*DIRECTIONS FOR THIS TASK*.
Find the word "student" in the listing; pull out each line holding it.
— Begin —
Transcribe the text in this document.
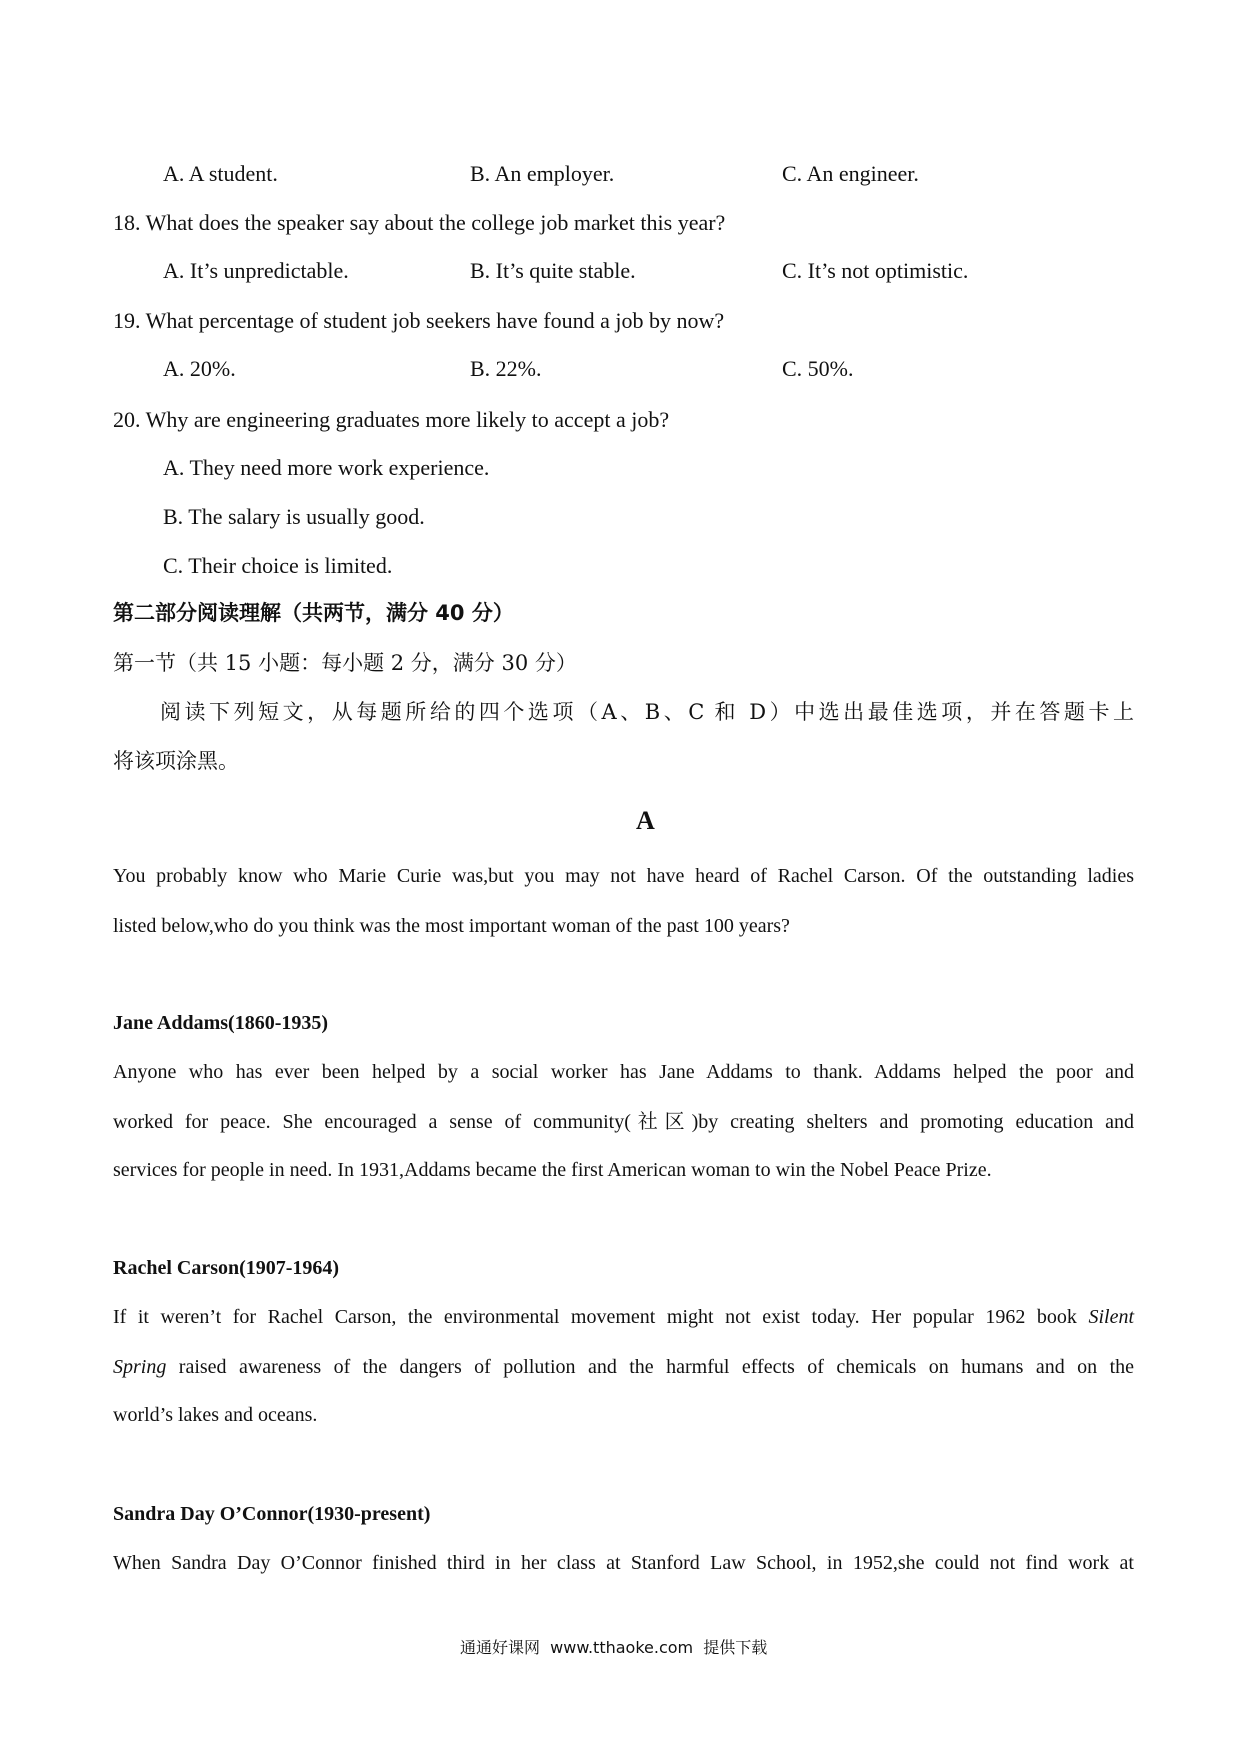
A. A student.	B. An employer.	C. An engineer.
18. What does the speaker say about the college job market this year?
A. It’s unpredictable.	B. It’s quite stable.	C. It’s not optimistic.
19. What percentage of student job seekers have found a job by now?
A. 20%.	B. 22%.	C. 50%.
20. Why are engineering graduates more likely to accept a job?
A. They need more work experience.
B. The salary is usually good.
C. Their choice is limited.
第二部分阅读理解（共两节，满分 40 分）
第一节（共 15 小题：每小题 2 分，满分 30 分）
阅读下列短文，从每题所给的四个选项（A、B、C 和 D）中选出最佳选项，并在答题卡上
将该项涂黑。
A
You probably know who Marie Curie was,but you may not have heard of Rachel Carson. Of the outstanding ladies
listed below,who do you think was the most important woman of the past 100 years?
Jane Addams(1860-1935)
Anyone who has ever been helped by a social worker has Jane Addams to thank. Addams helped the poor and
worked for peace. She encouraged a sense of community(社区)by creating shelters and promoting education and
services for people in need. In 1931,Addams became the first American woman to win the Nobel Peace Prize.
Rachel Carson(1907-1964)
If it weren’t for Rachel Carson, the environmental movement might not exist today. Her popular 1962 book Silent
Spring raised awareness of the dangers of pollution and the harmful effects of chemicals on humans and on the
world’s lakes and oceans.
Sandra Day O’Connor(1930-present)
When Sandra Day O’Connor finished third in her class at Stanford Law School, in 1952,she could not find work at
通通好课网  www.tthaoke.com  提供下载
— End —
*THE REPLY*.
A. A student.	B. An employer.	C. An engineer.
19. What percentage of student job seekers have found a job by now?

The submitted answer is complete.